> **Given problem**:
Go through the data below. Pull out every line that has the word "专供考生实战演练".

═════ Data shown ═════

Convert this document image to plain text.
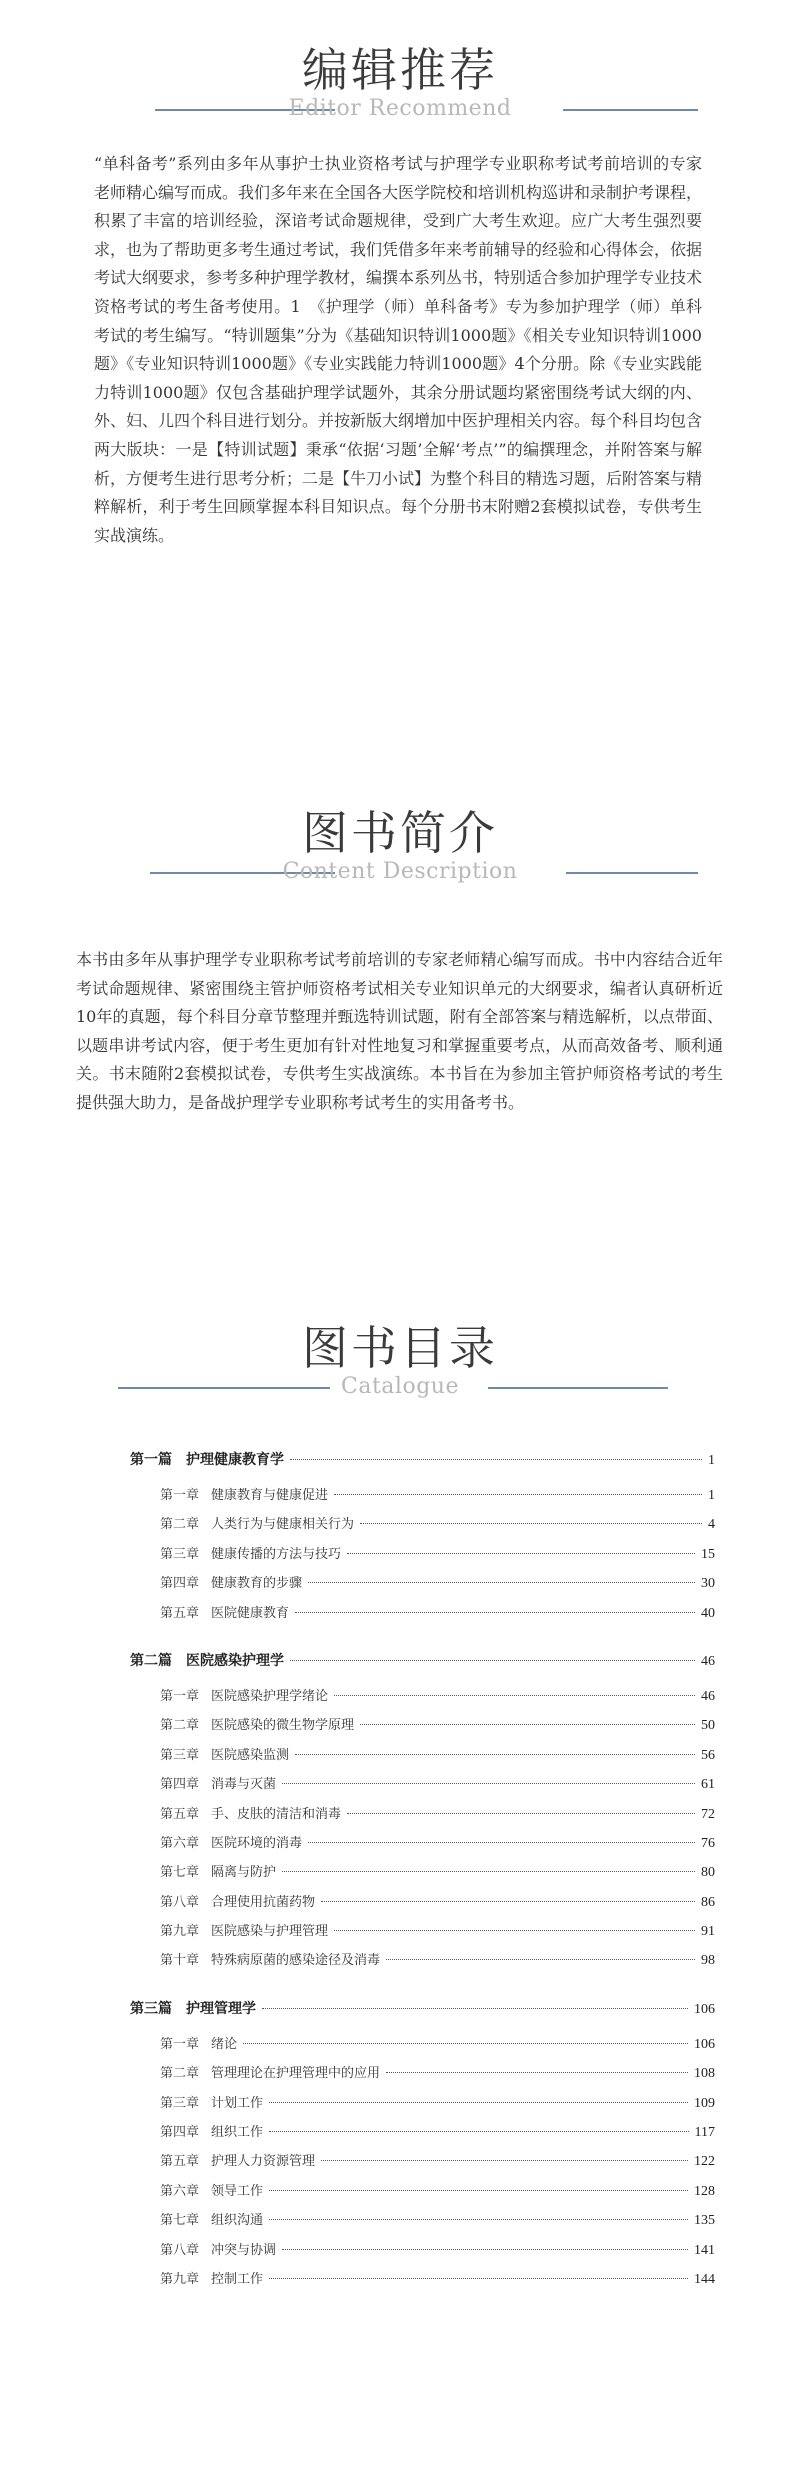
编辑推荐
Editor Recommend
“单科备考”系列由多年从事护士执业资格考试与护理学专业职称考试考前培训的专家老师精心编写而成。我们多年来在全国各大医学院校和培训机构巡讲和录制护考课程，积累了丰富的培训经验，深谙考试命题规律，受到广大考生欢迎。应广大考生强烈要求，也为了帮助更多考生通过考试，我们凭借多年来考前辅导的经验和心得体会，依据考试大纲要求，参考多种护理学教材，编撰本系列丛书，特别适合参加护理学专业技术资格考试的考生备考使用。1　《护理学（师）单科备考》专为参加护理学（师）单科考试的考生编写。“特训题集”分为《基础知识特训1000题》《相关专业知识特训1000题》《专业知识特训1000题》《专业实践能力特训1000题》4个分册。除《专业实践能力特训1000题》仅包含基础护理学试题外，其余分册试题均紧密围绕考试大纲的内、外、妇、儿四个科目进行划分。并按新版大纲增加中医护理相关内容。每个科目均包含两大版块：一是【特训试题】秉承“依据‘习题’全解‘考点’”的编撰理念，并附答案与解析，方便考生进行思考分析；二是【牛刀小试】为整个科目的精选习题，后附答案与精粹解析，利于考生回顾掌握本科目知识点。每个分册书末附赠2套模拟试卷，专供考生实战演练。
图书简介
Content Description
本书由多年从事护理学专业职称考试考前培训的专家老师精心编写而成。书中内容结合近年考试命题规律、紧密围绕主管护师资格考试相关专业知识单元的大纲要求，编者认真研析近10年的真题，每个科目分章节整理并甄选特训试题，附有全部答案与精选解析，以点带面、以题串讲考试内容，便于考生更加有针对性地复习和掌握重要考点，从而高效备考、顺利通关。书末随附2套模拟试卷，专供考生实战演练。本书旨在为参加主管护师资格考试的考生提供强大助力，是备战护理学专业职称考试考生的实用备考书。
图书目录
Catalogue
第一篇 护理健康教育学	1
第一章 健康教育与健康促进	1
第二章 人类行为与健康相关行为	4
第三章 健康传播的方法与技巧	15
第四章 健康教育的步骤	30
第五章 医院健康教育	40
第二篇 医院感染护理学	46
第一章 医院感染护理学绪论	46
第二章 医院感染的微生物学原理	50
第三章 医院感染监测	56
第四章 消毒与灭菌	61
第五章 手、皮肤的清洁和消毒	72
第六章 医院环境的消毒	76
第七章 隔离与防护	80
第八章 合理使用抗菌药物	86
第九章 医院感染与护理管理	91
第十章 特殊病原菌的感染途径及消毒	98
第三篇 护理管理学	106
第一章 绪论	106
第二章 管理理论在护理管理中的应用	108
第三章 计划工作	109
第四章 组织工作	117
第五章 护理人力资源管理	122
第六章 领导工作	128
第七章 组织沟通	135
第八章 冲突与协调	141
第九章 控制工作	144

═════

> **Response to the exercise**:
“单科备考”系列由多年从事护士执业资格考试与护理学专业职称考试考前培训的专家老师精心编写而成。我们多年来在全国各大医学院校和培训机构巡讲和录制护考课程，积累了丰富的培训经验，深谙考试命题规律，受到广大考生欢迎。应广大考生强烈要求，也为了帮助更多考生通过考试，我们凭借多年来考前辅导的经验和心得体会，依据考试大纲要求，参考多种护理学教材，编撰本系列丛书，特别适合参加护理学专业技术资格考试的考生备考使用。1　《护理学（师）单科备考》专为参加护理学（师）单科考试的考生编写。“特训题集”分为《基础知识特训1000题》《相关专业知识特训1000题》《专业知识特训1000题》《专业实践能力特训1000题》4个分册。除《专业实践能力特训1000题》仅包含基础护理学试题外，其余分册试题均紧密围绕考试大纲的内、外、妇、儿四个科目进行划分。并按新版大纲增加中医护理相关内容。每个科目均包含两大版块：一是【特训试题】秉承“依据‘习题’全解‘考点’”的编撰理念，并附答案与解析，方便考生进行思考分析；二是【牛刀小试】为整个科目的精选习题，后附答案与精粹解析，利于考生回顾掌握本科目知识点。每个分册书末附赠2套模拟试卷，专供考生实战演练。
本书由多年从事护理学专业职称考试考前培训的专家老师精心编写而成。书中内容结合近年考试命题规律、紧密围绕主管护师资格考试相关专业知识单元的大纲要求，编者认真研析近10年的真题，每个科目分章节整理并甄选特训试题，附有全部答案与精选解析，以点带面、以题串讲考试内容，便于考生更加有针对性地复习和掌握重要考点，从而高效备考、顺利通关。书末随附2套模拟试卷，专供考生实战演练。本书旨在为参加主管护师资格考试的考生提供强大助力，是备战护理学专业职称考试考生的实用备考书。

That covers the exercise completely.